> [WRITTEN PROBLEM] Say how many lines contain the word "default". Only the number should be given.

— begin MATERIAL FOR THE TASK —

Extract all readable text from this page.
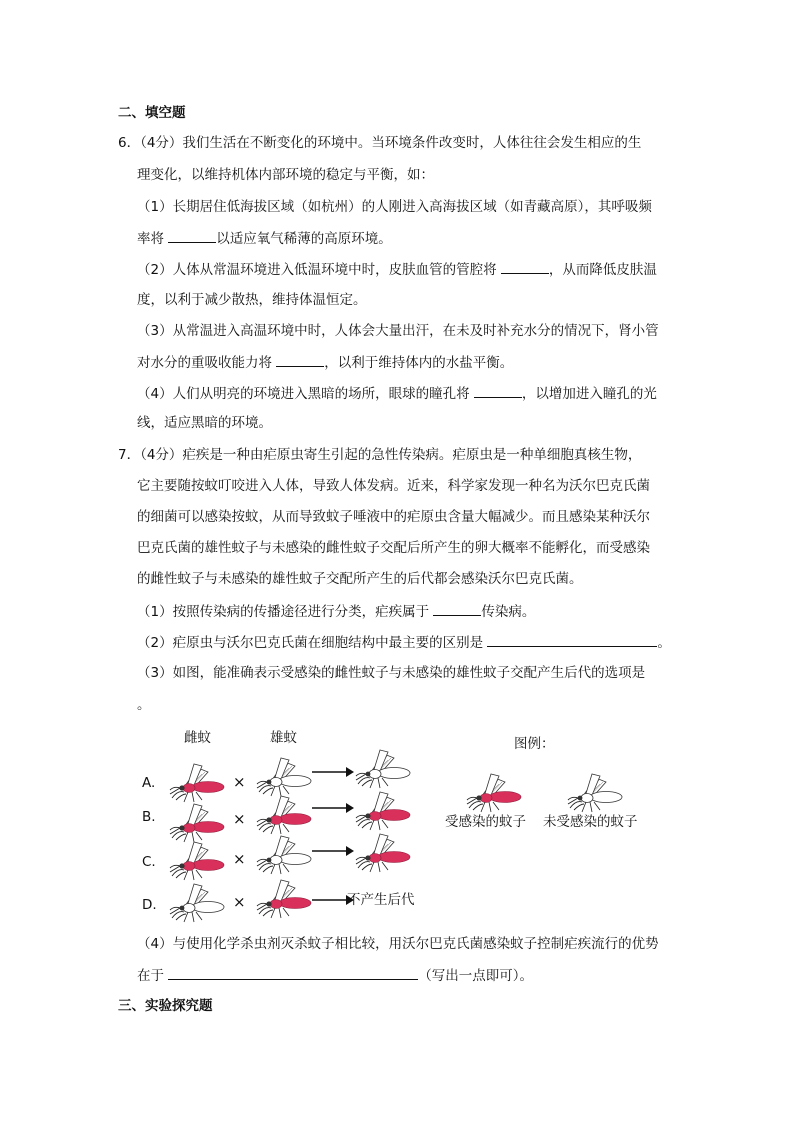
二、填空题
6．（4分）我们生活在不断变化的环境中。当环境条件改变时，人体往往会发生相应的生
理变化，以维持机体内部环境的稳定与平衡，如：
（1）长期居住低海拔区域（如杭州）的人刚进入高海拔区域（如青藏高原），其呼吸频
率将	以适应氧气稀薄的高原环境。
（2）人体从常温环境进入低温环境中时，皮肤血管的管腔将	，从而降低皮肤温
度，以利于减少散热，维持体温恒定。
（3）从常温进入高温环境中时，人体会大量出汗，在未及时补充水分的情况下，肾小管
对水分的重吸收能力将	，以利于维持体内的水盐平衡。
（4）人们从明亮的环境进入黑暗的场所，眼球的瞳孔将	，以增加进入瞳孔的光
线，适应黑暗的环境。
7．（4分）疟疾是一种由疟原虫寄生引起的急性传染病。疟原虫是一种单细胞真核生物，
它主要随按蚊叮咬进入人体，导致人体发病。近来，科学家发现一种名为沃尔巴克氏菌
的细菌可以感染按蚊，从而导致蚊子唾液中的疟原虫含量大幅减少。而且感染某种沃尔
巴克氏菌的雄性蚊子与未感染的雌性蚊子交配后所产生的卵大概率不能孵化，而受感染
的雌性蚊子与未感染的雄性蚊子交配所产生的后代都会感染沃尔巴克氏菌。
（1）按照传染病的传播途径进行分类，疟疾属于	传染病。
（2）疟原虫与沃尔巴克氏菌在细胞结构中最主要的区别是	。
（3）如图，能准确表示受感染的雌性蚊子与未感染的雄性蚊子交配产生后代的选项是
。
雌蚊	雄蚊
A.	×
B.	×
C.	×
D.	×	不产生后代
图例：
受感染的蚊子 未受感染的蚊子
（4）与使用化学杀虫剂灭杀蚊子相比较，用沃尔巴克氏菌感染蚊子控制疟疾流行的优势
在于	（写出一点即可）。
三、实验探究题
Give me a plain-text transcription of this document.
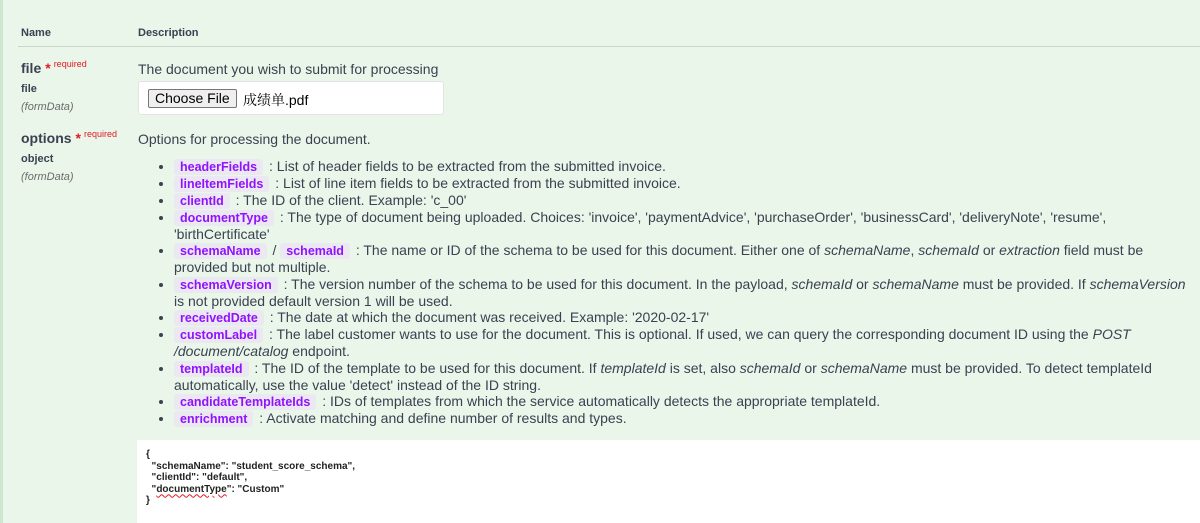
Name	Description
file * $^{required}$
file
(formData)
The document you wish to submit for processing
Choose File 成绩单.pdf
options * $^{required}$
object
(formData)
Options for processing the document.
• headerFields : List of header fields to be extracted from the submitted invoice.
• lineItemFields : List of line item fields to be extracted from the submitted invoice.
• clientId : The ID of the client. Example: 'c_00'
• documentType : The type of document being uploaded. Choices: 'invoice', 'paymentAdvice', 'purchaseOrder', 'businessCard', 'deliveryNote', 'resume', 'birthCertificate'
• schemaName / schemaId : The name or ID of the schema to be used for this document. Either one of schemaName, schemaId or extraction field must be provided but not multiple.
• schemaVersion : The version number of the schema to be used for this document. In the payload, schemaId or schemaName must be provided. If schemaVersion is not provided default version 1 will be used.
• receivedDate : The date at which the document was received. Example: '2020-02-17'
• customLabel : The label customer wants to use for the document. This is optional. If used, we can query the corresponding document ID using the POST /document/catalog endpoint.
• templateId : The ID of the template to be used for this document. If templateId is set, also schemaId or schemaName must be provided. To detect templateId automatically, use the value 'detect' instead of the ID string.
• candidateTemplateIds : IDs of templates from which the service automatically detects the appropriate templateId.
• enrichment : Activate matching and define number of results and types.
{
"schemaName": "student_score_schema",
"clientId": "default",
"documentType": "Custom"
}
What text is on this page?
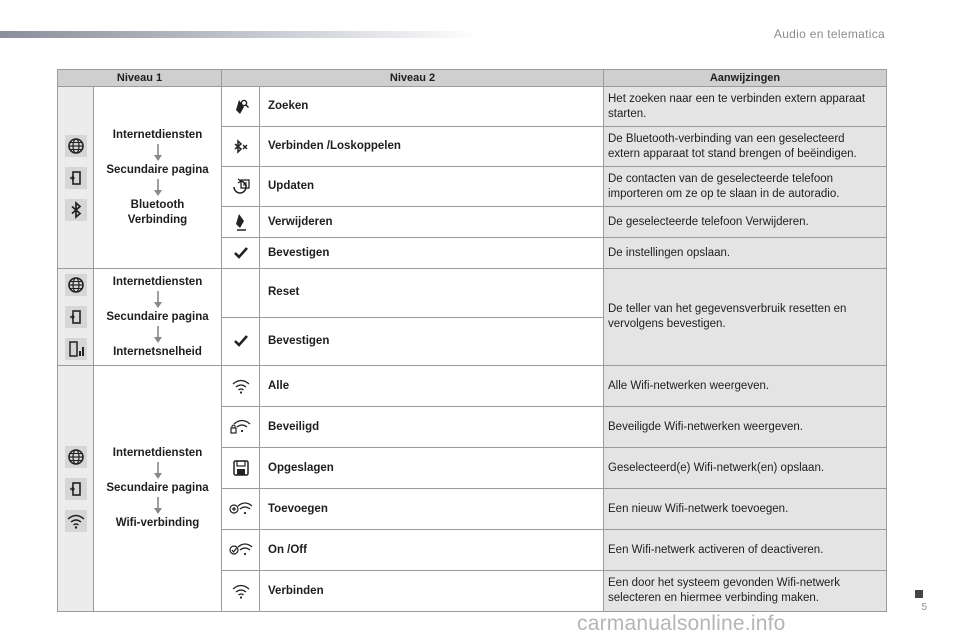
Audio en telematica
Niveau 1		Niveau 2		Aanwijzingen

Internetdiensten
Secundaire pagina
Bluetooth Verbinding		Zoeken	Het zoeken naar een te verbinden extern apparaat starten.

	Verbinden /Loskoppelen	De Bluetooth-verbinding van een geselecteerd extern apparaat tot stand brengen of beëindigen.

	Updaten	De contacten van de geselecteerde telefoon importeren om ze op te slaan in de autoradio.

	Verwijderen	De geselecteerde telefoon Verwijderen.

	Bevestigen	De instellingen opslaan.

Internetdiensten
Secundaire pagina
Internetsnelheid		Reset	De teller van het gegevensverbruik resetten en vervolgens bevestigen.

	Bevestigen	

Internetdiensten
Secundaire pagina
Wifi-verbinding		Alle	Alle Wifi-netwerken weergeven.

	Beveiligd	Beveiligde Wifi-netwerken weergeven.

	Opgeslagen	Geselecteerd(e) Wifi-netwerk(en) opslaan.

	Toevoegen	Een nieuw Wifi-netwerk toevoegen.

	On /Off	Een Wifi-netwerk activeren of deactiveren.

	Verbinden	Een door het systeem gevonden Wifi-netwerk selecteren en hiermee verbinding maken.
5
carmanualsonline.info
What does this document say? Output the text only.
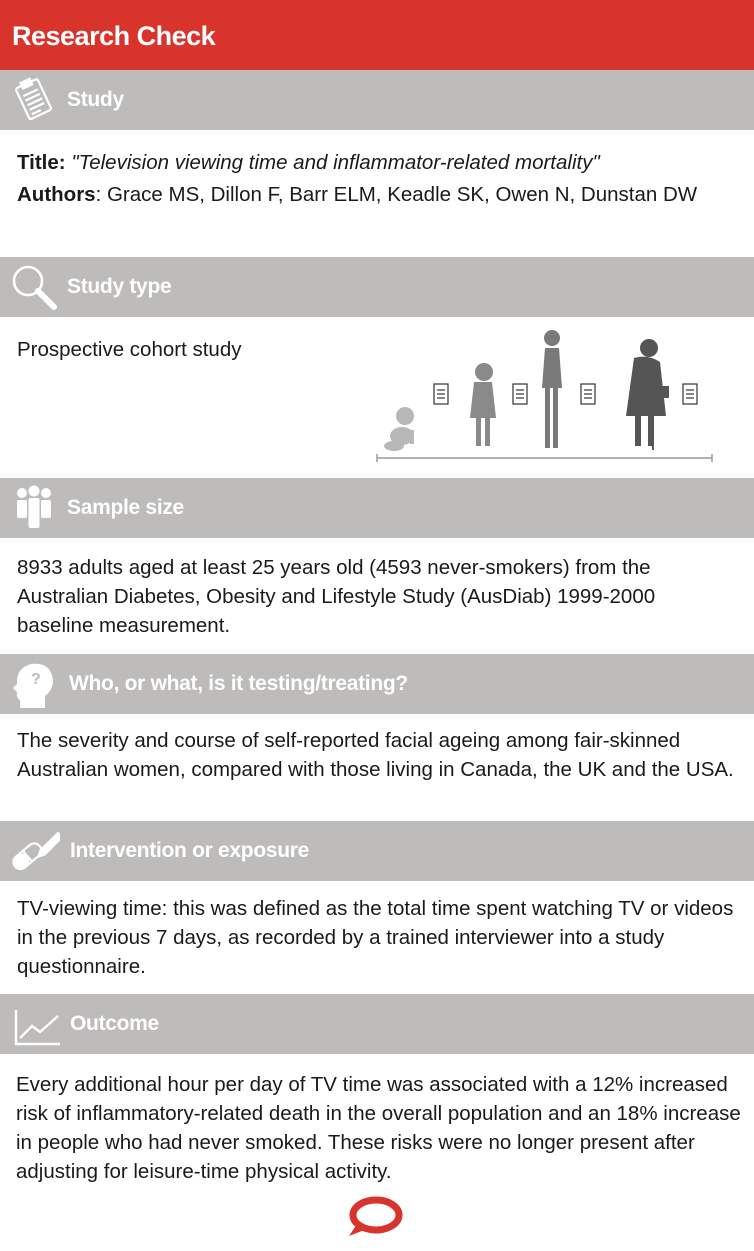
Research Check
Study
Title: "Television viewing time and inflammator-related mortality"
Authors: Grace MS, Dillon F, Barr ELM, Keadle SK, Owen N, Dunstan DW
Study type
Prospective cohort study
Sample size
8933 adults aged at least 25 years old (4593 never-smokers) from the Australian Diabetes, Obesity and Lifestyle Study (AusDiab) 1999-2000 baseline measurement.
? Who, or what, is it testing/treating?
The severity and course of self-reported facial ageing among fair-skinned Australian women, compared with those living in Canada, the UK and the USA.
Intervention or exposure
TV-viewing time: this was defined as the total time spent watching TV or videos in the previous 7 days, as recorded by a trained interviewer into a study questionnaire.
Outcome
Every additional hour per day of TV time was associated with a 12% increased risk of inflammatory-related death in the overall population and an 18% increase in people who had never smoked. These risks were no longer present after adjusting for leisure-time physical activity.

— end MATERIAL FOR THE TASK —

> [TASK RESPONSE] 2